_Task_
Extract every line below, verbatim.

---*---

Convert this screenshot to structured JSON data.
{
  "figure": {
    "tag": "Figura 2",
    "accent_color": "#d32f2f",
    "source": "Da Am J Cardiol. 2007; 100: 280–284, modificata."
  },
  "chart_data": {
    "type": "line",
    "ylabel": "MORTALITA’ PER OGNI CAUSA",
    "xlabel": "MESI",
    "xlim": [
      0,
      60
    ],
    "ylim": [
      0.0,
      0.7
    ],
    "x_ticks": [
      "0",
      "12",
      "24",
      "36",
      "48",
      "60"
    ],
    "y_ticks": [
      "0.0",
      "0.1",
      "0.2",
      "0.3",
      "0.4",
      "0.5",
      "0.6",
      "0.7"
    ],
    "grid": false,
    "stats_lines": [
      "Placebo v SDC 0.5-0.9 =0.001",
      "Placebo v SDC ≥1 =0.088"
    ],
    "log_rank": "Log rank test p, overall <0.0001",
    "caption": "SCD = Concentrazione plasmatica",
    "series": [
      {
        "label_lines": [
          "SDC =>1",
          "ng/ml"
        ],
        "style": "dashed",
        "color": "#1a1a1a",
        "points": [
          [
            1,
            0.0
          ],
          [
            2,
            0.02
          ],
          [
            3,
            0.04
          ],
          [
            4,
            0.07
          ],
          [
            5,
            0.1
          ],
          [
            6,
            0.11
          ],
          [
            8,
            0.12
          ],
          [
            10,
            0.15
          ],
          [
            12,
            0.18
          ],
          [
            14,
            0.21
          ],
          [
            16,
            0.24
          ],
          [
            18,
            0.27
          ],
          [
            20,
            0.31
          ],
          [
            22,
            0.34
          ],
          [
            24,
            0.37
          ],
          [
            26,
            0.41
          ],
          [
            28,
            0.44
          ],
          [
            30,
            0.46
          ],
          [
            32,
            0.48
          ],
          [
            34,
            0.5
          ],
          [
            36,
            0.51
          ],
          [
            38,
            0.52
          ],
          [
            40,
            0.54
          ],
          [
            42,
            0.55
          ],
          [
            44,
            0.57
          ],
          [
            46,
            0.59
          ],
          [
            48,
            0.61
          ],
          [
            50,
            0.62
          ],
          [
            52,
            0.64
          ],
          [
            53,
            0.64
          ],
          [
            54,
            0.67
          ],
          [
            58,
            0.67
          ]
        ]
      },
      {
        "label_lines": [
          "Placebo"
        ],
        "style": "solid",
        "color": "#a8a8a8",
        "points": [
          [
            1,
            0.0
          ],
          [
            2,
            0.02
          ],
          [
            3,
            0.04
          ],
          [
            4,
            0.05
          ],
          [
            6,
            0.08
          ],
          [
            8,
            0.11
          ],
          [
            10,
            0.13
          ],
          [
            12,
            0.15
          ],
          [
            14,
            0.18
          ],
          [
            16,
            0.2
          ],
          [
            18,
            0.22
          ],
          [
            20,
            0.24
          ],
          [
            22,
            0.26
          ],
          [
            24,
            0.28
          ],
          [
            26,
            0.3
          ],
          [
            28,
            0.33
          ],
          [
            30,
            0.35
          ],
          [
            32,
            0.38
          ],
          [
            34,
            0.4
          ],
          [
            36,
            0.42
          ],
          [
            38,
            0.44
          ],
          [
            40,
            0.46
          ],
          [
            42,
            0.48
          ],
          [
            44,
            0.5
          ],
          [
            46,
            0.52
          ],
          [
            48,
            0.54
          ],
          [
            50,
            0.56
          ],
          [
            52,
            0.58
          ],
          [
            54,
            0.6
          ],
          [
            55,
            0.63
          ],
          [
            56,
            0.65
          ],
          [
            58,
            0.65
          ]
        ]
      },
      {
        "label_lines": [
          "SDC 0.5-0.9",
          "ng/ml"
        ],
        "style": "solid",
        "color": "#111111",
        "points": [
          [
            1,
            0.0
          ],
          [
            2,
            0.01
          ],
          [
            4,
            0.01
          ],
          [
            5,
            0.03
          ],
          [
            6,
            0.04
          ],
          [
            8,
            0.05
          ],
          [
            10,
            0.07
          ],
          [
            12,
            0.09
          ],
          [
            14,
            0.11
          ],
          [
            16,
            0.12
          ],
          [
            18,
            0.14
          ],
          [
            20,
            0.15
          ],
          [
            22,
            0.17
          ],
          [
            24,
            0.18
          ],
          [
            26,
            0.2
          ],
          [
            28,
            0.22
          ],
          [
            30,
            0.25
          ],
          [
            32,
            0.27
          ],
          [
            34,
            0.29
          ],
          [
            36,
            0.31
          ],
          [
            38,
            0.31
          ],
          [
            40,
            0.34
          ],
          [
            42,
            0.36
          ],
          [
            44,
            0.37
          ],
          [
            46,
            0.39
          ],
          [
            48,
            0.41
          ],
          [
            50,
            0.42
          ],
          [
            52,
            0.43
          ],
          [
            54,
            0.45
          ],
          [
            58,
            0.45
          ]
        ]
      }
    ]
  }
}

---*---

_Answer_
Convert this screenshot to structured JSON data.
{
  "figure": {
    "tag": "Figura 2",
    "accent_color": "#d32f2f",
    "source": "Da Am J Cardiol. 2007; 100: 280–284, modificata."
  },
  "chart_data": {
    "type": "line",
    "ylabel": "MORTALITA’ PER OGNI CAUSA",
    "xlabel": "MESI",
    "xlim": [
      0,
      60
    ],
    "ylim": [
      0.0,
      0.7
    ],
    "x_ticks": [
      "0",
      "12",
      "24",
      "36",
      "48",
      "60"
    ],
    "y_ticks": [
      "0.0",
      "0.1",
      "0.2",
      "0.3",
      "0.4",
      "0.5",
      "0.6",
      "0.7"
    ],
    "grid": false,
    "stats_lines": [
      "Placebo v SDC 0.5-0.9 =0.001",
      "Placebo v SDC ≥1 =0.088"
    ],
    "log_rank": "Log rank test p, overall <0.0001",
    "caption": "SCD = Concentrazione plasmatica",
    "series": [
      {
        "label_lines": [
          "SDC =>1",
          "ng/ml"
        ],
        "style": "dashed",
        "color": "#1a1a1a",
        "points": [
          [
            1,
            0.0
          ],
          [
            2,
            0.02
          ],
          [
            3,
            0.04
          ],
          [
            4,
            0.07
          ],
          [
            5,
            0.1
          ],
          [
            6,
            0.11
          ],
          [
            8,
            0.12
          ],
          [
            10,
            0.15
          ],
          [
            12,
            0.18
          ],
          [
            14,
            0.21
          ],
          [
            16,
            0.24
          ],
          [
            18,
            0.27
          ],
          [
            20,
            0.31
          ],
          [
            22,
            0.34
          ],
          [
            24,
            0.37
          ],
          [
            26,
            0.41
          ],
          [
            28,
            0.44
          ],
          [
            30,
            0.46
          ],
          [
            32,
            0.48
          ],
          [
            34,
            0.5
          ],
          [
            36,
            0.51
          ],
          [
            38,
            0.52
          ],
          [
            40,
            0.54
          ],
          [
            42,
            0.55
          ],
          [
            44,
            0.57
          ],
          [
            46,
            0.59
          ],
          [
            48,
            0.61
          ],
          [
            50,
            0.62
          ],
          [
            52,
            0.64
          ],
          [
            53,
            0.64
          ],
          [
            54,
            0.67
          ],
          [
            58,
            0.67
          ]
        ]
      },
      {
        "label_lines": [
          "Placebo"
        ],
        "style": "solid",
        "color": "#a8a8a8",
        "points": [
          [
            1,
            0.0
          ],
          [
            2,
            0.02
          ],
          [
            3,
            0.04
          ],
          [
            4,
            0.05
          ],
          [
            6,
            0.08
          ],
          [
            8,
            0.11
          ],
          [
            10,
            0.13
          ],
          [
            12,
            0.15
          ],
          [
            14,
            0.18
          ],
          [
            16,
            0.2
          ],
          [
            18,
            0.22
          ],
          [
            20,
            0.24
          ],
          [
            22,
            0.26
          ],
          [
            24,
            0.28
          ],
          [
            26,
            0.3
          ],
          [
            28,
            0.33
          ],
          [
            30,
            0.35
          ],
          [
            32,
            0.38
          ],
          [
            34,
            0.4
          ],
          [
            36,
            0.42
          ],
          [
            38,
            0.44
          ],
          [
            40,
            0.46
          ],
          [
            42,
            0.48
          ],
          [
            44,
            0.5
          ],
          [
            46,
            0.52
          ],
          [
            48,
            0.54
          ],
          [
            50,
            0.56
          ],
          [
            52,
            0.58
          ],
          [
            54,
            0.6
          ],
          [
            55,
            0.63
          ],
          [
            56,
            0.65
          ],
          [
            58,
            0.65
          ]
        ]
      },
      {
        "label_lines": [
          "SDC 0.5-0.9",
          "ng/ml"
        ],
        "style": "solid",
        "color": "#111111",
        "points": [
          [
            1,
            0.0
          ],
          [
            2,
            0.01
          ],
          [
            4,
            0.01
          ],
          [
            5,
            0.03
          ],
          [
            6,
            0.04
          ],
          [
            8,
            0.05
          ],
          [
            10,
            0.07
          ],
          [
            12,
            0.09
          ],
          [
            14,
            0.11
          ],
          [
            16,
            0.12
          ],
          [
            18,
            0.14
          ],
          [
            20,
            0.15
          ],
          [
            22,
            0.17
          ],
          [
            24,
            0.18
          ],
          [
            26,
            0.2
          ],
          [
            28,
            0.22
          ],
          [
            30,
            0.25
          ],
          [
            32,
            0.27
          ],
          [
            34,
            0.29
          ],
          [
            36,
            0.31
          ],
          [
            38,
            0.31
          ],
          [
            40,
            0.34
          ],
          [
            42,
            0.36
          ],
          [
            44,
            0.37
          ],
          [
            46,
            0.39
          ],
          [
            48,
            0.41
          ],
          [
            50,
            0.42
          ],
          [
            52,
            0.43
          ],
          [
            54,
            0.45
          ],
          [
            58,
            0.45
          ]
        ]
      }
    ]
  }
}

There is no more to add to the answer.